(EXTRACTED MATERIAL)
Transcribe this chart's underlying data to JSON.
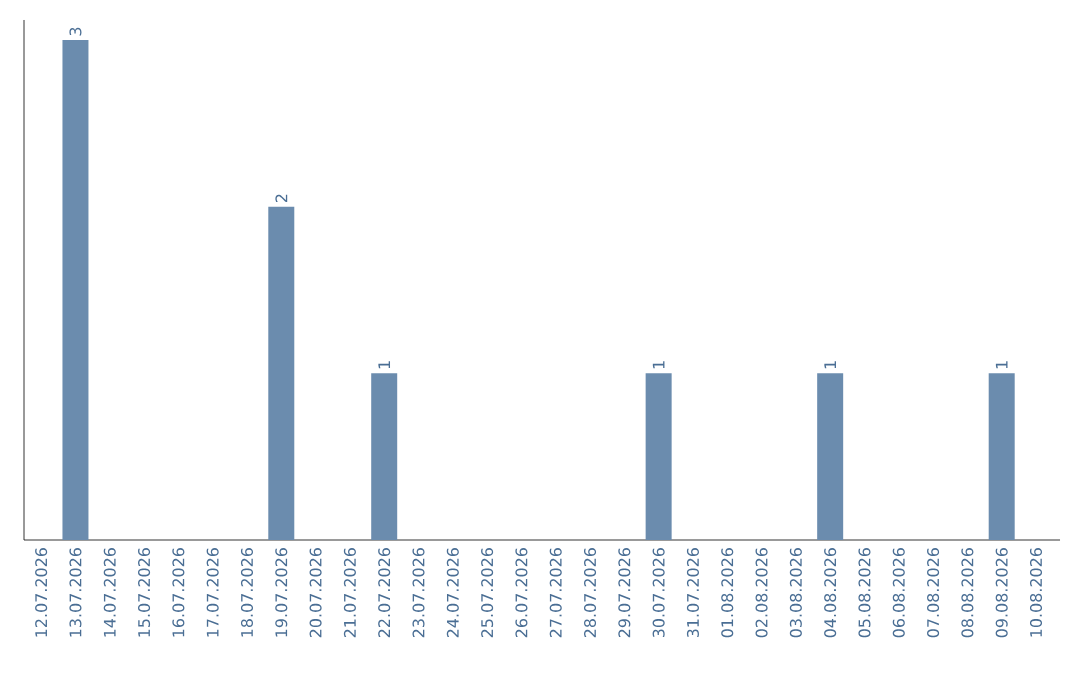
{
  "chart_data": {
    "type": "bar",
    "categories": [
      "12.07.2026",
      "13.07.2026",
      "14.07.2026",
      "15.07.2026",
      "16.07.2026",
      "17.07.2026",
      "18.07.2026",
      "19.07.2026",
      "20.07.2026",
      "21.07.2026",
      "22.07.2026",
      "23.07.2026",
      "24.07.2026",
      "25.07.2026",
      "26.07.2026",
      "27.07.2026",
      "28.07.2026",
      "29.07.2026",
      "30.07.2026",
      "31.07.2026",
      "01.08.2026",
      "02.08.2026",
      "03.08.2026",
      "04.08.2026",
      "05.08.2026",
      "06.08.2026",
      "07.08.2026",
      "08.08.2026",
      "09.08.2026",
      "10.08.2026"
    ],
    "values": [
      0,
      3,
      0,
      0,
      0,
      0,
      0,
      2,
      0,
      0,
      1,
      0,
      0,
      0,
      0,
      0,
      0,
      0,
      1,
      0,
      0,
      0,
      0,
      1,
      0,
      0,
      0,
      0,
      1,
      0
    ],
    "value_labels": [
      null,
      "3",
      null,
      null,
      null,
      null,
      null,
      "2",
      null,
      null,
      "1",
      null,
      null,
      null,
      null,
      null,
      null,
      null,
      "1",
      null,
      null,
      null,
      null,
      "1",
      null,
      null,
      null,
      null,
      "1",
      null
    ],
    "color": "#6b8cae"
  }
}
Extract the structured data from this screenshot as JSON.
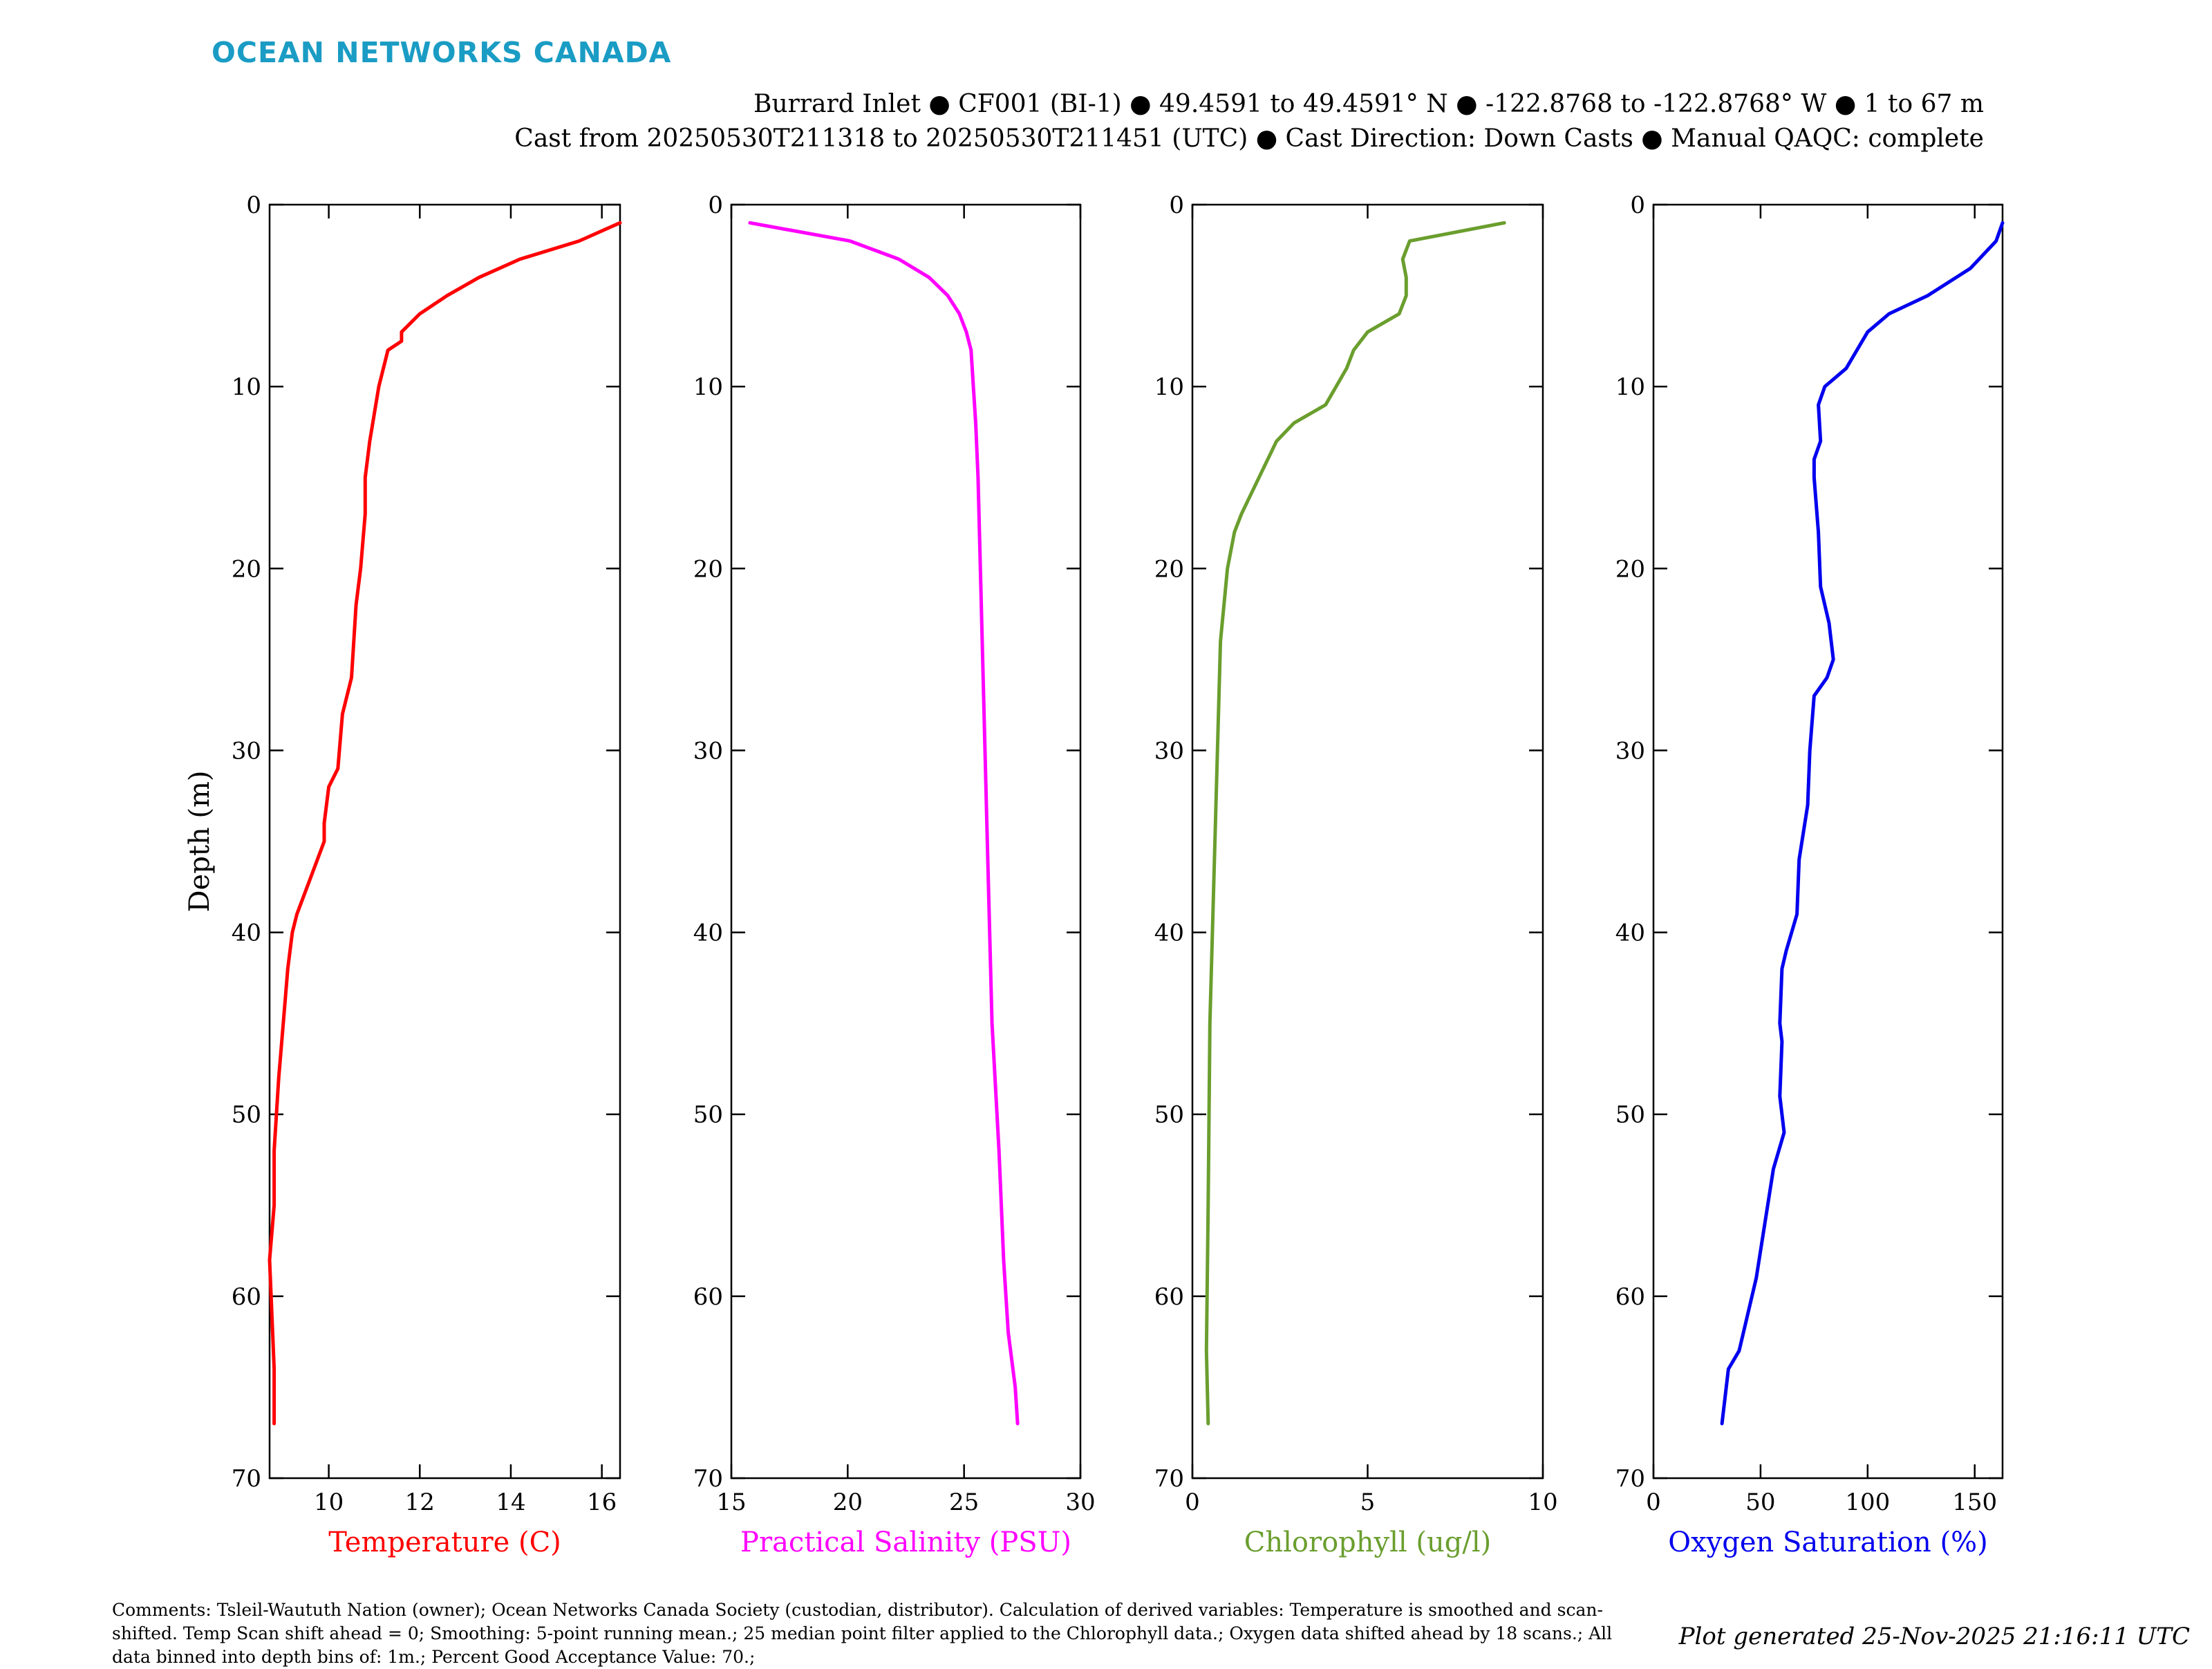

(WHAT IS REQUIRED)
Repeat the data exactly in full, omitting its pictures.

(SOLUTION FOR THIS TASK)
Transcribe this chart's underlying data to JSON.
{
  "chart_data": {
    "type": "bar",
    "categories": [
      "12.07.2026",
      "13.07.2026",
      "14.07.2026",
      "15.07.2026",
      "16.07.2026",
      "17.07.2026",
      "18.07.2026",
      "19.07.2026",
      "20.07.2026",
      "21.07.2026",
      "22.07.2026",
      "23.07.2026",
      "24.07.2026",
      "25.07.2026",
      "26.07.2026",
      "27.07.2026",
      "28.07.2026",
      "29.07.2026",
      "30.07.2026",
      "31.07.2026",
      "01.08.2026",
      "02.08.2026",
      "03.08.2026",
      "04.08.2026",
      "05.08.2026",
      "06.08.2026",
      "07.08.2026",
      "08.08.2026",
      "09.08.2026",
      "10.08.2026"
    ],
    "values": [
      0,
      3,
      0,
      0,
      0,
      0,
      0,
      2,
      0,
      0,
      1,
      0,
      0,
      0,
      0,
      0,
      0,
      0,
      1,
      0,
      0,
      0,
      0,
      1,
      0,
      0,
      0,
      0,
      1,
      0
    ],
    "value_labels": [
      null,
      "3",
      null,
      null,
      null,
      null,
      null,
      "2",
      null,
      null,
      "1",
      null,
      null,
      null,
      null,
      null,
      null,
      null,
      "1",
      null,
      null,
      null,
      null,
      "1",
      null,
      null,
      null,
      null,
      "1",
      null
    ],
    "color": "#6b8cae"
  }
}
Extract the structured data from this screenshot as JSON.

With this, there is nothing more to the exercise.